Extrait du texte
════
Enfin, vous le savez, le Gouvernement a installé, le 19 octobre 2010, le conseil d’administration de la Fondation pour la mémoire de la guerre d’Algérie, des combats du Maroc et de Tunisie. À l’instar des grandes fondations de mémoire de la Seconde Guerre mondiale, ce nouvel organisme est appelé à devenir un centre de ressources documentaires ainsi qu’un lieu de recueil de la mémoire orale. Il sera également ouvert aux historiens et aux sociologues, auxquels il offrira un espace de réflexion et de débat inscrit dans l’histoire du conflit, mais aussi dans le temps long et dans l’histoire de l’espace méditerranéen.

Préparer l’avenir, c’est enfin garantir la relève du monde combattant et renforcer le lien armée-nation. Tel est le sens du décret modifiant les critères d’octroi de la carte du combattant pour les opérations extérieures, les OPEX, publié le 14 novembre 2010, qui permet d’augmenter de 25 % à 50 % le nombre de bénéficiaires nouveaux de la carte du combattant chaque année.
════
Données fournies

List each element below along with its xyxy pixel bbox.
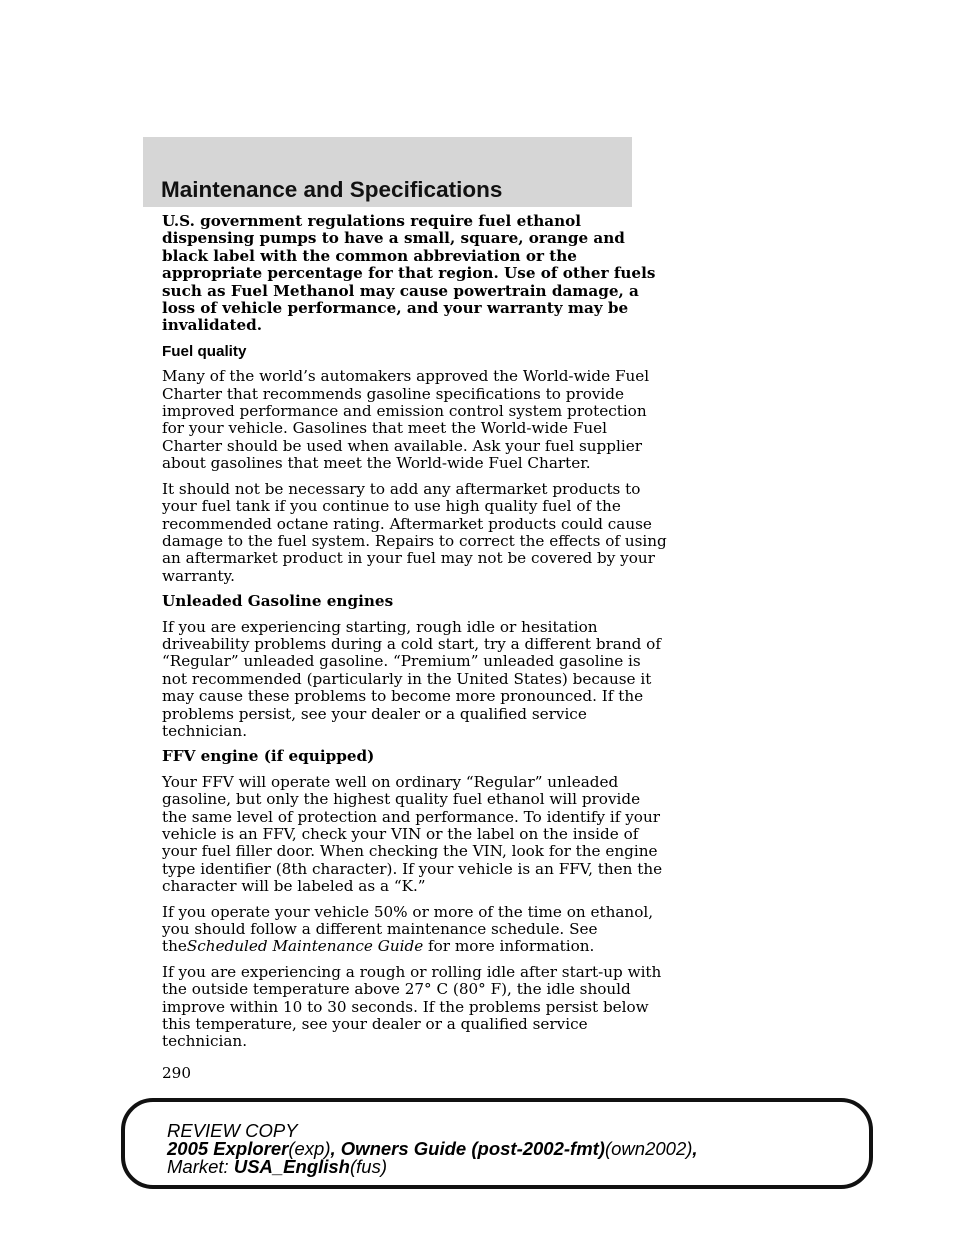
════
Consignes
- A) Quelles fonctions l'extrait attribue-t-il à la nouvelle Fondation pour la mémoire de la guerre d'Algérie ? Énumérez-les toutes.
- B) Reprenez le passage de l'extrait compris entre « Enfin, vous le » et « de l’espace méditerranéen. », inclus, en renommant « historiens » en « chercheurs ».
- C) Selon l'extrait, à quelle date le Gouvernement a-t-il installé le conseil d'administration de la fondation ?

Réponses
- A)
- un centre de ressources documentaires
- un lieu de recueil de la mémoire orale
- un espace de réflexion et de débat ouvert aux historiens et aux sociologues

- B)
Enfin, vous le savez, le Gouvernement a installé, le 19 octobre 2010, le conseil d’administration de la Fondation pour la mémoire de la guerre d’Algérie, des combats du Maroc et de Tunisie. À l’instar des grandes fondations de mémoire de la Seconde Guerre mondiale, ce nouvel organisme est appelé à devenir un centre de ressources documentaires ainsi qu’un lieu de recueil de la mémoire orale. Il sera également ouvert aux chercheurs et aux sociologues, auxquels il offrira un espace de réflexion et de débat inscrit dans l’histoire du conflit, mais aussi dans le temps long et dans l’histoire de l’espace méditerranéen.

- C) Le 19 octobre 2010.